GOAL
The records should be repeated word for word, pictures excluded.
>>>
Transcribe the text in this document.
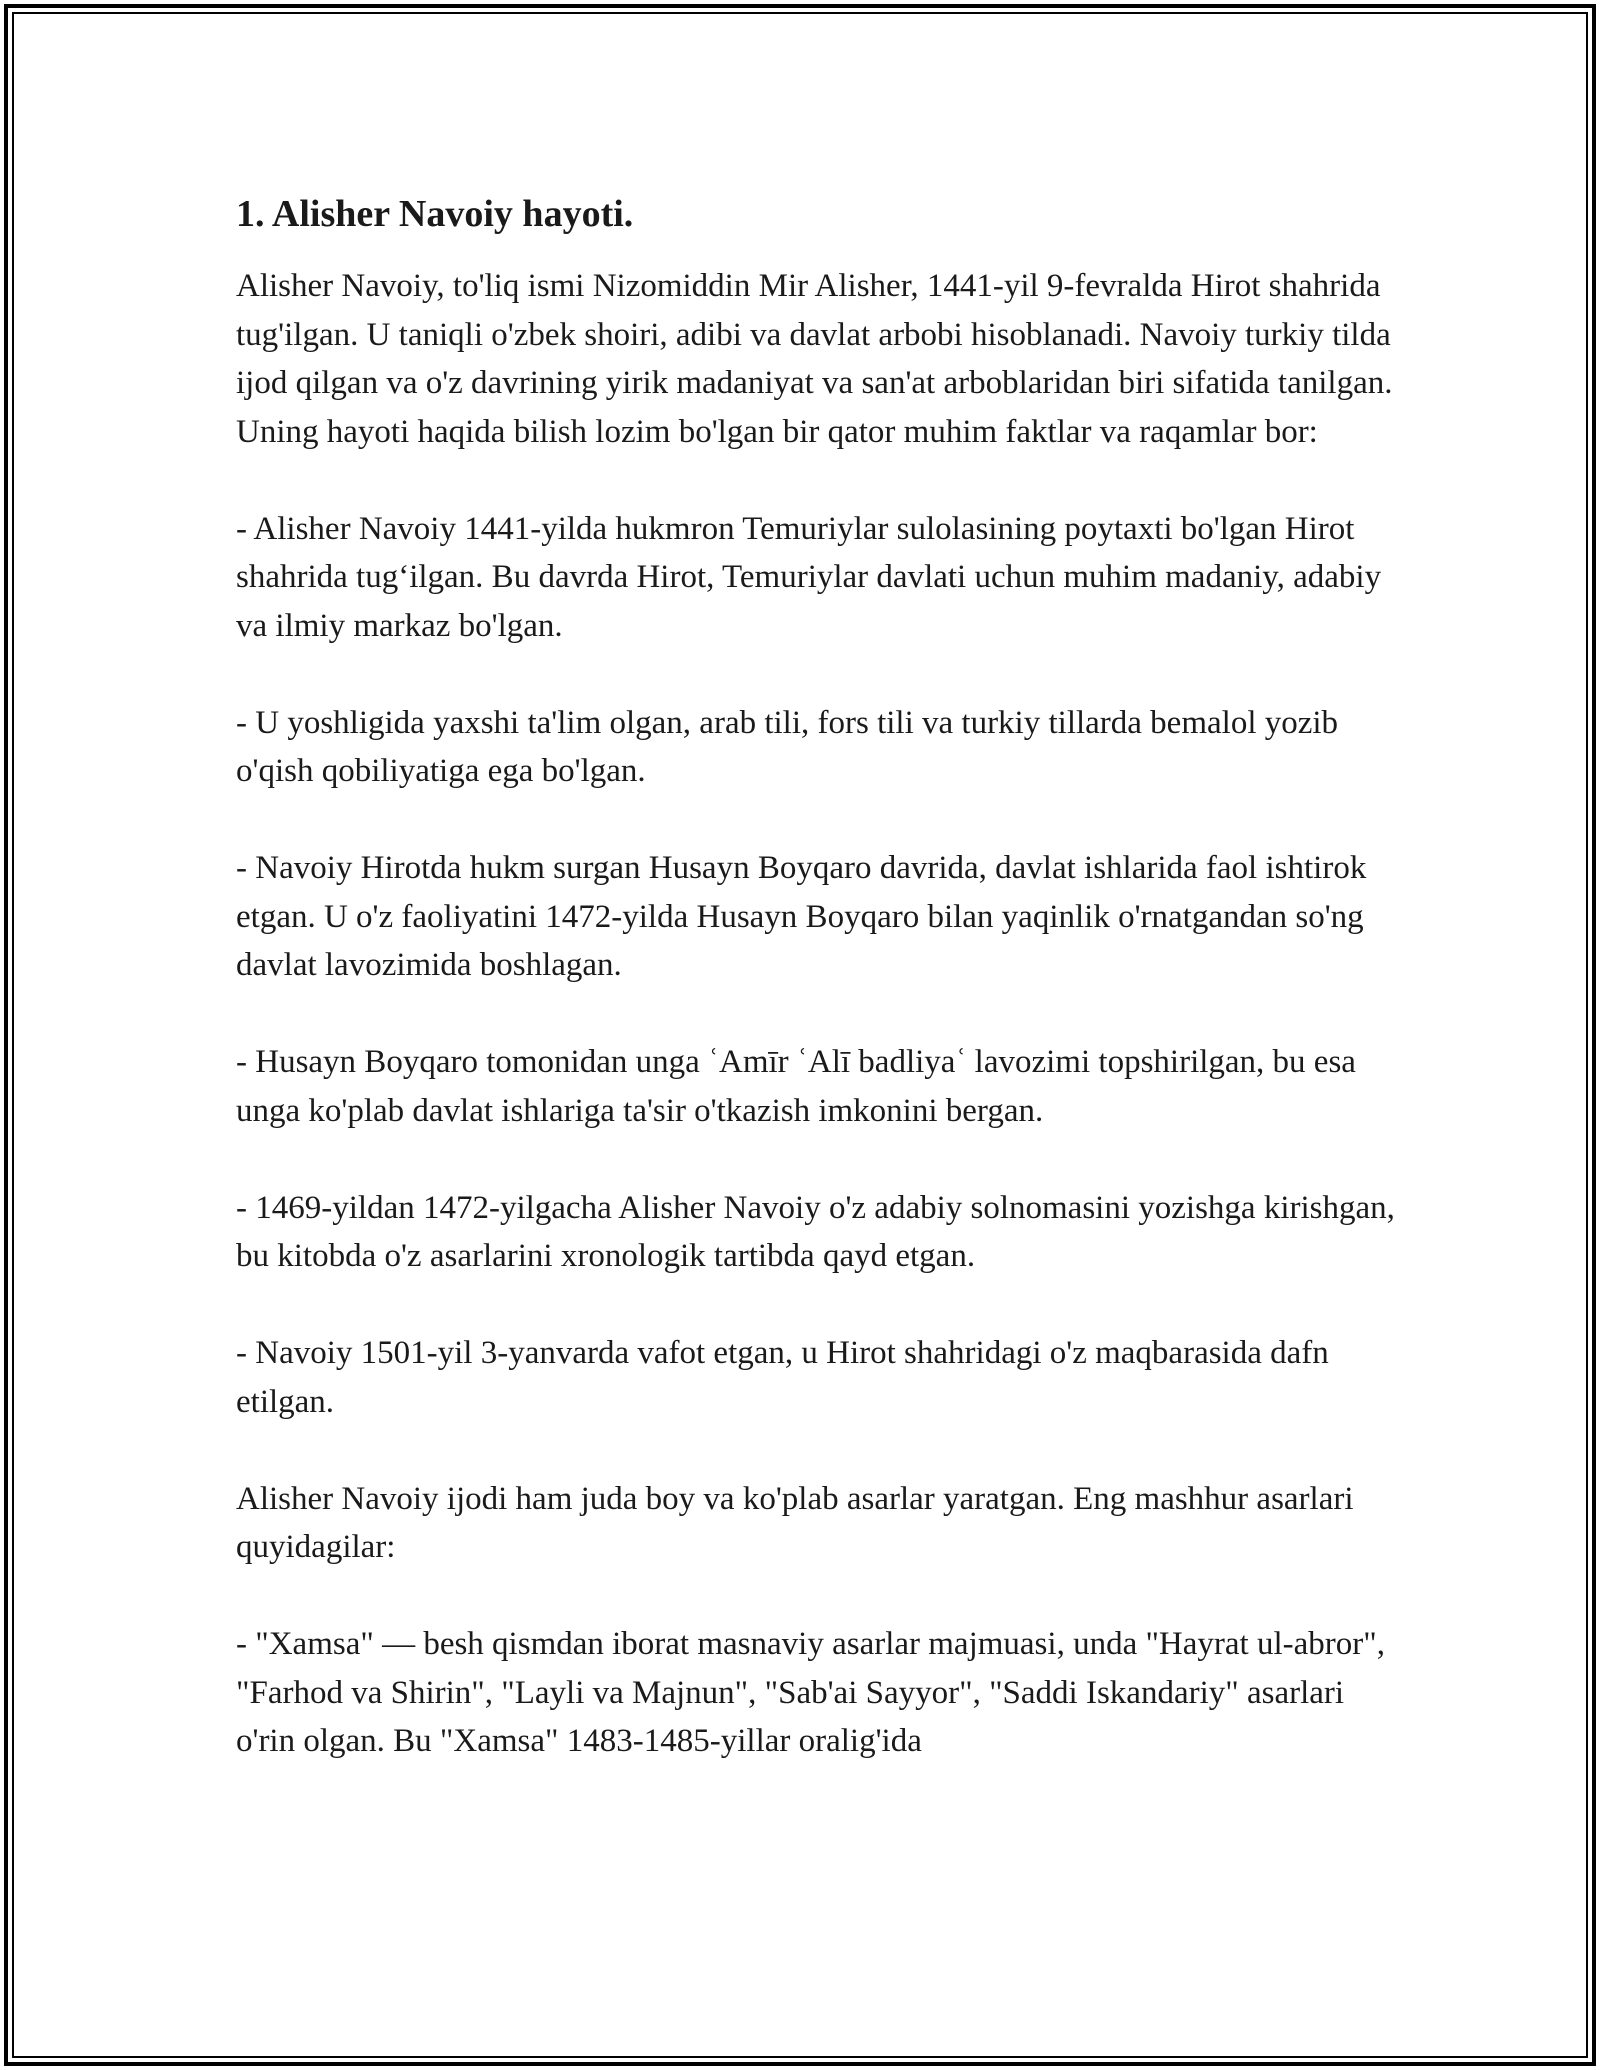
1. Alisher Navoiy hayoti.

Alisher Navoiy, to'liq ismi Nizomiddin Mir Alisher, 1441-yil 9-fevralda Hirot shahrida tug'ilgan. U taniqli o'zbek shoiri, adibi va davlat arbobi hisoblanadi. Navoiy turkiy tilda ijod qilgan va o'z davrining yirik madaniyat va san'at arboblaridan biri sifatida tanilgan. Uning hayoti haqida bilish lozim bo'lgan bir qator muhim faktlar va raqamlar bor:

- Alisher Navoiy 1441-yilda hukmron Temuriylar sulolasining poytaxti bo'lgan Hirot shahrida tug‘ilgan. Bu davrda Hirot, Temuriylar davlati uchun muhim madaniy, adabiy va ilmiy markaz bo'lgan.

- U yoshligida yaxshi ta'lim olgan, arab tili, fors tili va turkiy tillarda bemalol yozib o'qish qobiliyatiga ega bo'lgan.

- Navoiy Hirotda hukm surgan Husayn Boyqaro davrida, davlat ishlarida faol ishtirok etgan. U o'z faoliyatini 1472-yilda Husayn Boyqaro bilan yaqinlik o'rnatgandan so'ng davlat lavozimida boshlagan.

- Husayn Boyqaro tomonidan unga ʿAmīr ʿAlī badliyaʿ lavozimi topshirilgan, bu esa unga ko'plab davlat ishlariga ta'sir o'tkazish imkonini bergan.

- 1469-yildan 1472-yilgacha Alisher Navoiy o'z adabiy solnomasini yozishga kirishgan, bu kitobda o'z asarlarini xronologik tartibda qayd etgan.

- Navoiy 1501-yil 3-yanvarda vafot etgan, u Hirot shahridagi o'z maqbarasida dafn etilgan.

Alisher Navoiy ijodi ham juda boy va ko'plab asarlar yaratgan. Eng mashhur asarlari quyidagilar:

- "Xamsa" — besh qismdan iborat masnaviy asarlar majmuasi, unda "Hayrat ul-abror", "Farhod va Shirin", "Layli va Majnun", "Sab'ai Sayyor", "Saddi Iskandariy" asarlari o'rin olgan. Bu "Xamsa" 1483-1485-yillar oralig'ida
<<<
WRITTEN SOLUTION
Transcribe the text in this document.
1. Alisher Navoiy hayoti.

Alisher Navoiy, to'liq ismi Nizomiddin Mir Alisher, 1441-yil 9-fevralda Hirot shahrida tug'ilgan. U taniqli o'zbek shoiri, adibi va davlat arbobi hisoblanadi. Navoiy turkiy tilda ijod qilgan va o'z davrining yirik madaniyat va san'at arboblaridan biri sifatida tanilgan. Uning hayoti haqida bilish lozim bo'lgan bir qator muhim faktlar va raqamlar bor:

- Alisher Navoiy 1441-yilda hukmron Temuriylar sulolasining poytaxti bo'lgan Hirot shahrida tug‘ilgan. Bu davrda Hirot, Temuriylar davlati uchun muhim madaniy, adabiy va ilmiy markaz bo'lgan.

- U yoshligida yaxshi ta'lim olgan, arab tili, fors tili va turkiy tillarda bemalol yozib o'qish qobiliyatiga ega bo'lgan.

- Navoiy Hirotda hukm surgan Husayn Boyqaro davrida, davlat ishlarida faol ishtirok etgan. U o'z faoliyatini 1472-yilda Husayn Boyqaro bilan yaqinlik o'rnatgandan so'ng davlat lavozimida boshlagan.

- Husayn Boyqaro tomonidan unga ʿAmīr ʿAlī badliyaʿ lavozimi topshirilgan, bu esa unga ko'plab davlat ishlariga ta'sir o'tkazish imkonini bergan.

- 1469-yildan 1472-yilgacha Alisher Navoiy o'z adabiy solnomasini yozishga kirishgan, bu kitobda o'z asarlarini xronologik tartibda qayd etgan.

- Navoiy 1501-yil 3-yanvarda vafot etgan, u Hirot shahridagi o'z maqbarasida dafn etilgan.

Alisher Navoiy ijodi ham juda boy va ko'plab asarlar yaratgan. Eng mashhur asarlari quyidagilar:

- "Xamsa" — besh qismdan iborat masnaviy asarlar majmuasi, unda "Hayrat ul-abror", "Farhod va Shirin", "Layli va Majnun", "Sab'ai Sayyor", "Saddi Iskandariy" asarlari o'rin olgan. Bu "Xamsa" 1483-1485-yillar oralig'ida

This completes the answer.